(Stored data entries)
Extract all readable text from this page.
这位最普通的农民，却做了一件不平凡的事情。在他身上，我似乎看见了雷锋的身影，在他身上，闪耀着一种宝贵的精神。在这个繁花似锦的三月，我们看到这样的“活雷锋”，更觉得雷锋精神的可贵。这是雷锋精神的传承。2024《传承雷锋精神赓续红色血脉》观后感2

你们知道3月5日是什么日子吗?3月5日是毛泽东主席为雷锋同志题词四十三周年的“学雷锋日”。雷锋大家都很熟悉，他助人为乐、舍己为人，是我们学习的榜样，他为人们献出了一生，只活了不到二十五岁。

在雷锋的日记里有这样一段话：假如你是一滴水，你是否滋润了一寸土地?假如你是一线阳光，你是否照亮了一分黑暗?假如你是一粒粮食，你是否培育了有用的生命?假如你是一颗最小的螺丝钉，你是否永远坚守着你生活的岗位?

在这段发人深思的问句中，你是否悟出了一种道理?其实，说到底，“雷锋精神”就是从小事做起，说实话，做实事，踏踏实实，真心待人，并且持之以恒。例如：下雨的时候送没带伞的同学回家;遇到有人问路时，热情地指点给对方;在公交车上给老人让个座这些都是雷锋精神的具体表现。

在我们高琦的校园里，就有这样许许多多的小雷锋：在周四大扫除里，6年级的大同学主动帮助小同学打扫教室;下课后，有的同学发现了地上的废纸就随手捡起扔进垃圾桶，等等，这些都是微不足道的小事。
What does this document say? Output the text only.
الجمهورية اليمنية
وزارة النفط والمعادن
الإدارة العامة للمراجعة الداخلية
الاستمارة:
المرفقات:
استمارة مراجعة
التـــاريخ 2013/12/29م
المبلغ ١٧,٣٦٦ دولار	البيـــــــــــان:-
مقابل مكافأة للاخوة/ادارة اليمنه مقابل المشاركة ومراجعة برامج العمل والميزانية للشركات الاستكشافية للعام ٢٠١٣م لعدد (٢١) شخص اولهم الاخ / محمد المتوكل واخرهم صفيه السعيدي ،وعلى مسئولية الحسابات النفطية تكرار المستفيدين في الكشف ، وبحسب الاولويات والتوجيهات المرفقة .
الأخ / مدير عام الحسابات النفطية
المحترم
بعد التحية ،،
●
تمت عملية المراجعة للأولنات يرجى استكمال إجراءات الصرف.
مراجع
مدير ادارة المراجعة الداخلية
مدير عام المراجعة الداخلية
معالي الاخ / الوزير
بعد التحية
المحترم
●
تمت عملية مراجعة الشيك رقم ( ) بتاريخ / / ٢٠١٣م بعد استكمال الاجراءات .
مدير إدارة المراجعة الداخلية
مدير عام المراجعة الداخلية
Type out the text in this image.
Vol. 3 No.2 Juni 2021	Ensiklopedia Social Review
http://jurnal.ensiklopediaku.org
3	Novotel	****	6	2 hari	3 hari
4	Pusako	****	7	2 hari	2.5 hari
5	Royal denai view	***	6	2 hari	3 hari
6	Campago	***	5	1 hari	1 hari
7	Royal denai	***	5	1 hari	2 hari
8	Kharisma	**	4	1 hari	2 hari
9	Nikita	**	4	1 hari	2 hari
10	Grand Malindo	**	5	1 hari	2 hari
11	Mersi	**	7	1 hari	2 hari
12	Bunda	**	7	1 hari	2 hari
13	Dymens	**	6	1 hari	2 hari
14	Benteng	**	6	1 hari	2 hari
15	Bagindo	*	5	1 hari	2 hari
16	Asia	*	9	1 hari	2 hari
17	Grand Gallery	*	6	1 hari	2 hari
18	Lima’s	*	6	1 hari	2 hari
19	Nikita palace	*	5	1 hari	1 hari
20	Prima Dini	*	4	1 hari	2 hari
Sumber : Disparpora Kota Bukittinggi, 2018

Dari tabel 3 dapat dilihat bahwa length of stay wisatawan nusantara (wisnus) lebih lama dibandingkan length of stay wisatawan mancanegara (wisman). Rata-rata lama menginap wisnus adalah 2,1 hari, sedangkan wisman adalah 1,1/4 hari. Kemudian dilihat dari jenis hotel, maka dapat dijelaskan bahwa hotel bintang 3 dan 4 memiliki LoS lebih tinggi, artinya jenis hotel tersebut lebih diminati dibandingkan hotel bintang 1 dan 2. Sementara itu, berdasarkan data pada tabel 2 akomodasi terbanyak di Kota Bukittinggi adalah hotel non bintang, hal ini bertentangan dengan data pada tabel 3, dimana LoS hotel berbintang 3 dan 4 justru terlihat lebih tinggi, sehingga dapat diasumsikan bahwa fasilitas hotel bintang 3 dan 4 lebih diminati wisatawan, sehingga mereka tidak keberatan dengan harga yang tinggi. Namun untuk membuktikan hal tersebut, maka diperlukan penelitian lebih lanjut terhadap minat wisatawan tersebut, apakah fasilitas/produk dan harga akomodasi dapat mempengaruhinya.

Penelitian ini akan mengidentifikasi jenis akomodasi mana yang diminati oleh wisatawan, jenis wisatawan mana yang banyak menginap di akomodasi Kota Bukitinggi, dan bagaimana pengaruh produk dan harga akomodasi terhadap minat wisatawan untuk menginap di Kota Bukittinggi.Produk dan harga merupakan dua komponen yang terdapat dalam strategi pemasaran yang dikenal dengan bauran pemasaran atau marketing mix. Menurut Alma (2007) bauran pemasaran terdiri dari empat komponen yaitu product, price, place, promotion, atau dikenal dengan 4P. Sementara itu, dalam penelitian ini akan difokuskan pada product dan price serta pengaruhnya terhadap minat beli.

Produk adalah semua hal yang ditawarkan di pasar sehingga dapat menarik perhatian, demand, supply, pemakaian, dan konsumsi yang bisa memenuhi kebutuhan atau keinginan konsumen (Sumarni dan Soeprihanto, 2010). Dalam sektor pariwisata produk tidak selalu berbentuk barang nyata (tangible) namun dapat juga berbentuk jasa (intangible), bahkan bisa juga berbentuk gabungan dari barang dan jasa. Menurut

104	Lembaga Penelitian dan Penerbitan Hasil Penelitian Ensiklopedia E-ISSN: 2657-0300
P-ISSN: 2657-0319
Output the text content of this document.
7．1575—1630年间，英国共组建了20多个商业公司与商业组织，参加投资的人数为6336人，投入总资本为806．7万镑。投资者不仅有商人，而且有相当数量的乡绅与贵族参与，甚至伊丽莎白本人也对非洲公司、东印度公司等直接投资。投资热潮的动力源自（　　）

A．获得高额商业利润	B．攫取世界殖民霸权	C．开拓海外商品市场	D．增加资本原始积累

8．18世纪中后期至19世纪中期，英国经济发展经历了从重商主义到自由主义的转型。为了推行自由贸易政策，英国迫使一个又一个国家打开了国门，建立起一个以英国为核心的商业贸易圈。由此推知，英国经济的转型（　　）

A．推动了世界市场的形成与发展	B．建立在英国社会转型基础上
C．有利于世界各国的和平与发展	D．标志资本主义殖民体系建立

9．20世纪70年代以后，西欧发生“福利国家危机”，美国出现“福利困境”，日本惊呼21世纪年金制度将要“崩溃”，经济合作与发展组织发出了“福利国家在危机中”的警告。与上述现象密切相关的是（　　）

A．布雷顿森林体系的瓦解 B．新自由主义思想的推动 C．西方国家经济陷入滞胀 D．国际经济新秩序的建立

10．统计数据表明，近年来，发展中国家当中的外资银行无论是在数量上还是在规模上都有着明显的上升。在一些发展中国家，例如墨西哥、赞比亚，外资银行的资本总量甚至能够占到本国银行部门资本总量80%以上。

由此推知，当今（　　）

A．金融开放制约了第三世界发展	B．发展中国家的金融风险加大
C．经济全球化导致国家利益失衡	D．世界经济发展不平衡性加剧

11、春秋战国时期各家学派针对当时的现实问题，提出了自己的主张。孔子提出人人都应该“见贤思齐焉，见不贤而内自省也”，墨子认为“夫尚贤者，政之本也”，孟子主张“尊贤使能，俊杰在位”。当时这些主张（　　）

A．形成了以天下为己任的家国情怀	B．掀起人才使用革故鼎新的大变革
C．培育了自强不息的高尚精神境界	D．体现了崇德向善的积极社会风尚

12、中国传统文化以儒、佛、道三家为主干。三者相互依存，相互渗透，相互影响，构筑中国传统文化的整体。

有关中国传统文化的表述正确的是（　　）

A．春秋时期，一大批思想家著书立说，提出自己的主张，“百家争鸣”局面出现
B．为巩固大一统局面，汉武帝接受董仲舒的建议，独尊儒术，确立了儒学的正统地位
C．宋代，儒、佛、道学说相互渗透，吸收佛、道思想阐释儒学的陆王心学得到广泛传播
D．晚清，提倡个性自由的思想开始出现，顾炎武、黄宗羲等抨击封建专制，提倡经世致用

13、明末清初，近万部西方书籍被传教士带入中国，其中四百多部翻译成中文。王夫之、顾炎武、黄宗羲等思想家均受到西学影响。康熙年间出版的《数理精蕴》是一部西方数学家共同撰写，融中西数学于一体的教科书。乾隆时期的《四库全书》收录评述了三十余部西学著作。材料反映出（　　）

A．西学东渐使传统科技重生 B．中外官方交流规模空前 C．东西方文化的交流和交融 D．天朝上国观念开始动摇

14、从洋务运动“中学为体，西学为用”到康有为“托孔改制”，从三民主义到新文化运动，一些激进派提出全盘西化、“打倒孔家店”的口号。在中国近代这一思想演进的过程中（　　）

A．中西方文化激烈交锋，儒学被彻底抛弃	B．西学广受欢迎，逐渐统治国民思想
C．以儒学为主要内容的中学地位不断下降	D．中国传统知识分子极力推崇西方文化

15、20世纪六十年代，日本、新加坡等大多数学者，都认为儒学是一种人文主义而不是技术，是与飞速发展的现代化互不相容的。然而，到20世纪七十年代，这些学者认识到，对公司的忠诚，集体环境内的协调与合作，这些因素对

TASK BRIEF
Copy all lines above containing the string "استكمال".

WRITTEN RESPONSE
تمت عملية المراجعة للأولنات يرجى استكمال إجراءات الصرف.
تمت عملية مراجعة الشيك رقم ( ) بتاريخ / / ٢٠١٣م بعد استكمال الاجراءات .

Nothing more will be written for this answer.